Task objective: Without further comment, state how many lines in the listing below contain the word "Beschnitt".

Listing:
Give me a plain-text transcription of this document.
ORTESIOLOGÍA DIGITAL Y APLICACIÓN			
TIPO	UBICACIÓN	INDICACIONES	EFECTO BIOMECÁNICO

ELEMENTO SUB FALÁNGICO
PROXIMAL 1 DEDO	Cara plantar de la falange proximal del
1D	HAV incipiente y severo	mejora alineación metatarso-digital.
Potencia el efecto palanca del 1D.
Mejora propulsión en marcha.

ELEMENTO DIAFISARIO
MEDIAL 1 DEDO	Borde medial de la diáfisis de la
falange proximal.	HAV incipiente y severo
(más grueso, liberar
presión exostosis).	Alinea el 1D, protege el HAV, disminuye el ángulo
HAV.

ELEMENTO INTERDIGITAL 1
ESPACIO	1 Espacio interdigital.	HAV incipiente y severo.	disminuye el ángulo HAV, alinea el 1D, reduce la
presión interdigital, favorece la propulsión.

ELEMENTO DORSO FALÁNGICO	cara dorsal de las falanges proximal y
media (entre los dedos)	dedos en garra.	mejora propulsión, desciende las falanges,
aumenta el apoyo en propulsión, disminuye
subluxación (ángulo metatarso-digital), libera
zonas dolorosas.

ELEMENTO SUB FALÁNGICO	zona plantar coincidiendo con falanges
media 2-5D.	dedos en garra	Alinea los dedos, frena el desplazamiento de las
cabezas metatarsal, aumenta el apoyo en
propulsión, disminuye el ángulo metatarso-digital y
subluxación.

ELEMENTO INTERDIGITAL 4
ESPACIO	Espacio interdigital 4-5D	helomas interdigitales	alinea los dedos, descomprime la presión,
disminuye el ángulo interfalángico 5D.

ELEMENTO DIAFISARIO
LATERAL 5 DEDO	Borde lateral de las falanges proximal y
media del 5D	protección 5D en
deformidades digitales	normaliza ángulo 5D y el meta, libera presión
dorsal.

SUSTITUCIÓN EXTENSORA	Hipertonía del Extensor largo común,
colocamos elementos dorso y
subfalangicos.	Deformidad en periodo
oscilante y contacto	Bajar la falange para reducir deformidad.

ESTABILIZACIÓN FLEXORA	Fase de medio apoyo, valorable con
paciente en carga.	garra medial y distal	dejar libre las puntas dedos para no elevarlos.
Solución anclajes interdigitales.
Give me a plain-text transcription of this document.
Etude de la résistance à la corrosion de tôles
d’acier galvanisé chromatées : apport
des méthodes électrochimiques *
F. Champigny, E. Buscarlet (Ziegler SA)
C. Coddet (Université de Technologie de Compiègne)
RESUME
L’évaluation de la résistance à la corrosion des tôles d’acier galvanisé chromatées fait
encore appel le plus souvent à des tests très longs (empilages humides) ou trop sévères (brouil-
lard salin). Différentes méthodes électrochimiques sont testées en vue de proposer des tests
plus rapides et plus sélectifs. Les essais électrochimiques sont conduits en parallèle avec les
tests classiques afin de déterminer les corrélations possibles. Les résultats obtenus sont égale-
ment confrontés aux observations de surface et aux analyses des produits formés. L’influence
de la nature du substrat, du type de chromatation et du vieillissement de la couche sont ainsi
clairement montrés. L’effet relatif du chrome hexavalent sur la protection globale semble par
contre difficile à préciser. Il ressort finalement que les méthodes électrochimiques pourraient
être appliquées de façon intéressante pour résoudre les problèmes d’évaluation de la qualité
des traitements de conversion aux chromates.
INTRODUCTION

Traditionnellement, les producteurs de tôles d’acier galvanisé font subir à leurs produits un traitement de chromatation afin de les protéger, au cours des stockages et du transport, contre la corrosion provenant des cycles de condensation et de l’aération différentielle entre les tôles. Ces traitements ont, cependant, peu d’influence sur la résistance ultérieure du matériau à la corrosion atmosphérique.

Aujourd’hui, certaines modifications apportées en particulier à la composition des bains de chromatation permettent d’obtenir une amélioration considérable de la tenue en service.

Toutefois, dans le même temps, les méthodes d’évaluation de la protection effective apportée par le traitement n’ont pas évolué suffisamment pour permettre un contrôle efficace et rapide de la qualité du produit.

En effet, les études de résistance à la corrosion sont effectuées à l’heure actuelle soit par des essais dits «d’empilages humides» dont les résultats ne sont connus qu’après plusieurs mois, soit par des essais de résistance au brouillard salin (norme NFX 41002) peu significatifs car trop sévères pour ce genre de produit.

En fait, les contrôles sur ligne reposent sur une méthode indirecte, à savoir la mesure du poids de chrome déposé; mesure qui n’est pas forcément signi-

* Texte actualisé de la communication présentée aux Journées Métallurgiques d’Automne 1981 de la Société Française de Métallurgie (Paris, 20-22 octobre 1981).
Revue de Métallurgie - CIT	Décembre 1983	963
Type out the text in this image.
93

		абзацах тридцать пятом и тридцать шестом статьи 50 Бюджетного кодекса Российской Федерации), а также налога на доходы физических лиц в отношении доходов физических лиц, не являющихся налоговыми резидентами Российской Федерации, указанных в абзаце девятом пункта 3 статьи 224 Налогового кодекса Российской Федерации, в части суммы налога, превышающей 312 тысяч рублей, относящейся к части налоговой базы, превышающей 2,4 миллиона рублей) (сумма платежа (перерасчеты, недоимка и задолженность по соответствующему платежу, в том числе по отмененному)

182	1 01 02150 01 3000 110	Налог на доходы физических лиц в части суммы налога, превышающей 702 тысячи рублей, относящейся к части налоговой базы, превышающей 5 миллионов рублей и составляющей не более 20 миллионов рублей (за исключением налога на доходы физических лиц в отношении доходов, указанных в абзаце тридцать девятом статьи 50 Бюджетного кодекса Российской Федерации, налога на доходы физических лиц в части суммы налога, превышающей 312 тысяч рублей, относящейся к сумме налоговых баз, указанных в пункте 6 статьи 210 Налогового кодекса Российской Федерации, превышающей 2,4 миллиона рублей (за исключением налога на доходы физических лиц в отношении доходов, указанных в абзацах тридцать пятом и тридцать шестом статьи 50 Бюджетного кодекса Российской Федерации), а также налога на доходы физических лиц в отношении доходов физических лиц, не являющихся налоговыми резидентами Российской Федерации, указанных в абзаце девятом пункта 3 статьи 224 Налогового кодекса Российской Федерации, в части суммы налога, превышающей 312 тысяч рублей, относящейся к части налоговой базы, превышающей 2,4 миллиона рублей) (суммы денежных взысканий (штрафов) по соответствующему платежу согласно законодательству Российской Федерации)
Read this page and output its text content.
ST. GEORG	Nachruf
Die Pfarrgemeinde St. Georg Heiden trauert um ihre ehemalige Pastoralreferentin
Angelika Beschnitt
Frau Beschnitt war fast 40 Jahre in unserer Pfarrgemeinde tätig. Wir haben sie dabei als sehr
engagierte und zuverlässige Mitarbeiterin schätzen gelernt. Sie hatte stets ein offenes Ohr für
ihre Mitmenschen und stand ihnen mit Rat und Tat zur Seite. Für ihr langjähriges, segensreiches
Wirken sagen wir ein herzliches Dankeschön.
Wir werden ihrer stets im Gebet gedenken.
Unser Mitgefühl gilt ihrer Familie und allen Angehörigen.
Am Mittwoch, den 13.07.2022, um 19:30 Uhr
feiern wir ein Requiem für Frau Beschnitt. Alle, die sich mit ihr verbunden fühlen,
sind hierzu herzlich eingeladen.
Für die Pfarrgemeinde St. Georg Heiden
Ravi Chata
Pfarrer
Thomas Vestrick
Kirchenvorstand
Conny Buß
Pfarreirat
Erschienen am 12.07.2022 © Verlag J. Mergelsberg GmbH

Result for this exercise: 3